# The data
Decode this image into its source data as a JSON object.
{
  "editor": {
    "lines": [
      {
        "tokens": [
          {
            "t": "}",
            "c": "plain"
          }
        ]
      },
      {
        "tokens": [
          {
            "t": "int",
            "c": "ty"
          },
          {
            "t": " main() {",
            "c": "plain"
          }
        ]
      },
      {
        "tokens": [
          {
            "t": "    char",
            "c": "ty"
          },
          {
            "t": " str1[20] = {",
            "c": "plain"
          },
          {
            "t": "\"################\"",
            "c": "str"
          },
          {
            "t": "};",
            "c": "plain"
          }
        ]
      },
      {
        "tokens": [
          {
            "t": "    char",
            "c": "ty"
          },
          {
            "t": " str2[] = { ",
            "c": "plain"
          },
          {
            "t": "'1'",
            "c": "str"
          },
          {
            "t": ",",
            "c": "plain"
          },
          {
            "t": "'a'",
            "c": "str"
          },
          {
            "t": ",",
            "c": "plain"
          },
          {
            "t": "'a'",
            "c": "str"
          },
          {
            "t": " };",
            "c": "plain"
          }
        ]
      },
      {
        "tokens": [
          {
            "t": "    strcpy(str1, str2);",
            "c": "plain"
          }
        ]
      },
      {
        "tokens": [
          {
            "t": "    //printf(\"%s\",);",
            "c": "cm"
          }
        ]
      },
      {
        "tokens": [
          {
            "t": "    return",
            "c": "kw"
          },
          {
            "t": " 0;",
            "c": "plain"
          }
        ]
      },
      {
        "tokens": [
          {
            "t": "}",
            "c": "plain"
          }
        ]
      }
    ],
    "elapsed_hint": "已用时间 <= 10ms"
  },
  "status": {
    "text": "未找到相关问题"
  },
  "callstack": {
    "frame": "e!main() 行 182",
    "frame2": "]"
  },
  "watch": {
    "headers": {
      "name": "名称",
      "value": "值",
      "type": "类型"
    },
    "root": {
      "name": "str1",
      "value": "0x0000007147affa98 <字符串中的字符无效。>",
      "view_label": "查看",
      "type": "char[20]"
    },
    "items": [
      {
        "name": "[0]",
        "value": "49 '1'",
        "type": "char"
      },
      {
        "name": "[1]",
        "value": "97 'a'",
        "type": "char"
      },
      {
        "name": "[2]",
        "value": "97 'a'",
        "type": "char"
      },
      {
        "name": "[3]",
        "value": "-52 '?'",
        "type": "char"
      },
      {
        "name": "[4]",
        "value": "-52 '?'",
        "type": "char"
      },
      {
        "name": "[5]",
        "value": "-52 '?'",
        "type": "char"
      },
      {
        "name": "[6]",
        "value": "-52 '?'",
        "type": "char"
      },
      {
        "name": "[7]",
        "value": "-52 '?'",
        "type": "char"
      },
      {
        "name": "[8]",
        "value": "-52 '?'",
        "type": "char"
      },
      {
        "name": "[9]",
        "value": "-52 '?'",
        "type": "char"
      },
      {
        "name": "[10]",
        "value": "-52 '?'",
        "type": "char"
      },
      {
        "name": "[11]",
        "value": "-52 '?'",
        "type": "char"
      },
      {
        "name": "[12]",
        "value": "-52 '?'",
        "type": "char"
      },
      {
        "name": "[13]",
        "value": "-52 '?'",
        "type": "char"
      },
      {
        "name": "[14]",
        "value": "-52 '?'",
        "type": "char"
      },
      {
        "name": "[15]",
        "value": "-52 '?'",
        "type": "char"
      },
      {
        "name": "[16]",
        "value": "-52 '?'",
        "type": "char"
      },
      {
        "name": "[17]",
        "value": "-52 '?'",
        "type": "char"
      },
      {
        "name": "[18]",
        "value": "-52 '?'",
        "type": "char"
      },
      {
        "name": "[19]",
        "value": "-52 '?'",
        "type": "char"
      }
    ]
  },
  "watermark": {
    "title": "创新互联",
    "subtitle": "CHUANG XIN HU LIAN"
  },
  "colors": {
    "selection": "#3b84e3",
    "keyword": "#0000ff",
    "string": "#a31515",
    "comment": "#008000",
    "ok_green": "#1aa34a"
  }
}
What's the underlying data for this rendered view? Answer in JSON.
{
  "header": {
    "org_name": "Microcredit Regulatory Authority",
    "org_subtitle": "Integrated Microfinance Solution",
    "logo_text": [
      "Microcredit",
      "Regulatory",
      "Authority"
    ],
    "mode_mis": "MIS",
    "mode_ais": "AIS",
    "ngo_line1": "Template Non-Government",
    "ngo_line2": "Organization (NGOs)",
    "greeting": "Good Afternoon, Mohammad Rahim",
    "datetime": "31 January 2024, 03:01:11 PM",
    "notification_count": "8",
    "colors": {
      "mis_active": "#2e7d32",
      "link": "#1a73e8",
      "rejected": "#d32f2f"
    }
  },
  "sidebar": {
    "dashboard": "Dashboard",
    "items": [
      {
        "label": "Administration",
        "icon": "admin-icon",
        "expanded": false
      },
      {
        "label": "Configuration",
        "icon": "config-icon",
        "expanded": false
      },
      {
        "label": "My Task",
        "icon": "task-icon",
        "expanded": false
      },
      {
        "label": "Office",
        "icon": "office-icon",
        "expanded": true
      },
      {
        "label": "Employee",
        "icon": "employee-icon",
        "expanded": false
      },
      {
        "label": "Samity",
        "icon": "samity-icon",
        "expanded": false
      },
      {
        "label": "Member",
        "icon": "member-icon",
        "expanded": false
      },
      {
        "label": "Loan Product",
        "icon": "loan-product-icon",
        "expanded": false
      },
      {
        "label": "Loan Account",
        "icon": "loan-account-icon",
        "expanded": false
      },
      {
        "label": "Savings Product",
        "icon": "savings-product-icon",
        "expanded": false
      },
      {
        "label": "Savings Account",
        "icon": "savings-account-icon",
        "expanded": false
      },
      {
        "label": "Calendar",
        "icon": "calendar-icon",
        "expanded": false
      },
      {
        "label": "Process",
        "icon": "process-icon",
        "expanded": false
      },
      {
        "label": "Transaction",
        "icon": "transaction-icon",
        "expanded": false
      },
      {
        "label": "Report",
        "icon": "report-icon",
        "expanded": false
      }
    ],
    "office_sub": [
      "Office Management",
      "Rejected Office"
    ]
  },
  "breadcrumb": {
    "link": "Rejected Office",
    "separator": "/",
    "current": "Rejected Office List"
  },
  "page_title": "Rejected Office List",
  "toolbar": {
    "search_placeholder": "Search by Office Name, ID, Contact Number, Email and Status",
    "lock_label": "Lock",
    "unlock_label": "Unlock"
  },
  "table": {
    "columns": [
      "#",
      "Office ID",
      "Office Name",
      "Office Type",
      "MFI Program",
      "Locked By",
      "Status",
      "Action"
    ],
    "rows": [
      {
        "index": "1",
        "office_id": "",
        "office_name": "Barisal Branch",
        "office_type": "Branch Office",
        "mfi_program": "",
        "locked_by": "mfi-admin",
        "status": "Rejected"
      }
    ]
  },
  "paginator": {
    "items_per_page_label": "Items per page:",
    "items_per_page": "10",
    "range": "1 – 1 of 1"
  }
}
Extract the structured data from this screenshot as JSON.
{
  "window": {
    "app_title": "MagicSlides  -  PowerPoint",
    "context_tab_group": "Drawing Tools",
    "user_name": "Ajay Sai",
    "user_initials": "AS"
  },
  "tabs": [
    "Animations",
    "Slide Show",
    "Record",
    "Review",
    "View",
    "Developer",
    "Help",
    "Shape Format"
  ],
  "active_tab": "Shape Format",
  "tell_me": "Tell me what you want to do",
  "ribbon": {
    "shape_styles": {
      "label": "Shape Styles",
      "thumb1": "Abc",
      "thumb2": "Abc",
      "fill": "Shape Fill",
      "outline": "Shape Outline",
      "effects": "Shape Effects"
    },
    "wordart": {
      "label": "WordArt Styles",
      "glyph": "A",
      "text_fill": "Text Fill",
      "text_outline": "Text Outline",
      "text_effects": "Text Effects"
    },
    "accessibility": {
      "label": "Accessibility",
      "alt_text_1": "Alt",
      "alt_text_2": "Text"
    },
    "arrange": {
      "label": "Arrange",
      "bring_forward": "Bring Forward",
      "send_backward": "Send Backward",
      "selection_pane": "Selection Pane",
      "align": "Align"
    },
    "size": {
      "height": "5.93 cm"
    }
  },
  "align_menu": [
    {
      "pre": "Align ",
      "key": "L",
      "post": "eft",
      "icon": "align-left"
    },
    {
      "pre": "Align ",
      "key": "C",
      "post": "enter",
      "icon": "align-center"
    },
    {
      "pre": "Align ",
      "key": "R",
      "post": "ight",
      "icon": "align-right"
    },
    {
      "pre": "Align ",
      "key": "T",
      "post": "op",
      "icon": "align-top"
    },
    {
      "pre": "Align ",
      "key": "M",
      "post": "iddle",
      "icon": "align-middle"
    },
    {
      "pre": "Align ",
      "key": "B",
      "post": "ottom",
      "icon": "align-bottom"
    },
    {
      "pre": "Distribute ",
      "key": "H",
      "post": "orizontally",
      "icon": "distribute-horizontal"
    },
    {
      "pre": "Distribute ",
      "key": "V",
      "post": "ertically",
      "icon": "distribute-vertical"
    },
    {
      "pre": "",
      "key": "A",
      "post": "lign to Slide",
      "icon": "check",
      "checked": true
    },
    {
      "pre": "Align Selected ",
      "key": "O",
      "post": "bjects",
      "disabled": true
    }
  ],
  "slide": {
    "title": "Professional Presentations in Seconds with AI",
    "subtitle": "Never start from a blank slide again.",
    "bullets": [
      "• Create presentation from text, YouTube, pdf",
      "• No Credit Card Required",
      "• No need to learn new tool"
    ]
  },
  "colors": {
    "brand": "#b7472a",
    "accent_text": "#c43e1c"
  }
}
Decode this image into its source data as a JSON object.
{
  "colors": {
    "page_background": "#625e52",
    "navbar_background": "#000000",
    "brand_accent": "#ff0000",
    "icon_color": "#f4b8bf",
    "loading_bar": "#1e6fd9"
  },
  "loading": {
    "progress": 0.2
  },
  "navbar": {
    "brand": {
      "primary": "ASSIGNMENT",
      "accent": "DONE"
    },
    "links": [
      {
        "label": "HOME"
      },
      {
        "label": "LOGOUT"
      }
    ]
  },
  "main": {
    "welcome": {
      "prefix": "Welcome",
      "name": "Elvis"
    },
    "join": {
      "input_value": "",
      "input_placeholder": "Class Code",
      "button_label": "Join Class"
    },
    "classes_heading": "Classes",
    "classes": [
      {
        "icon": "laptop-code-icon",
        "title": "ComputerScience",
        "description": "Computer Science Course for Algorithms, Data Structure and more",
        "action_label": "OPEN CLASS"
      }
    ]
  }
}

# Problem statement
Find every line above that contains the word "post", and return each one.

# The completed task
      "post": "eft",
      "post": "enter",
      "post": "ight",
      "post": "op",
      "post": "iddle",
      "post": "ottom",
      "post": "orizontally",
      "post": "ertically",
      "post": "lign to Slide",
      "post": "bjects",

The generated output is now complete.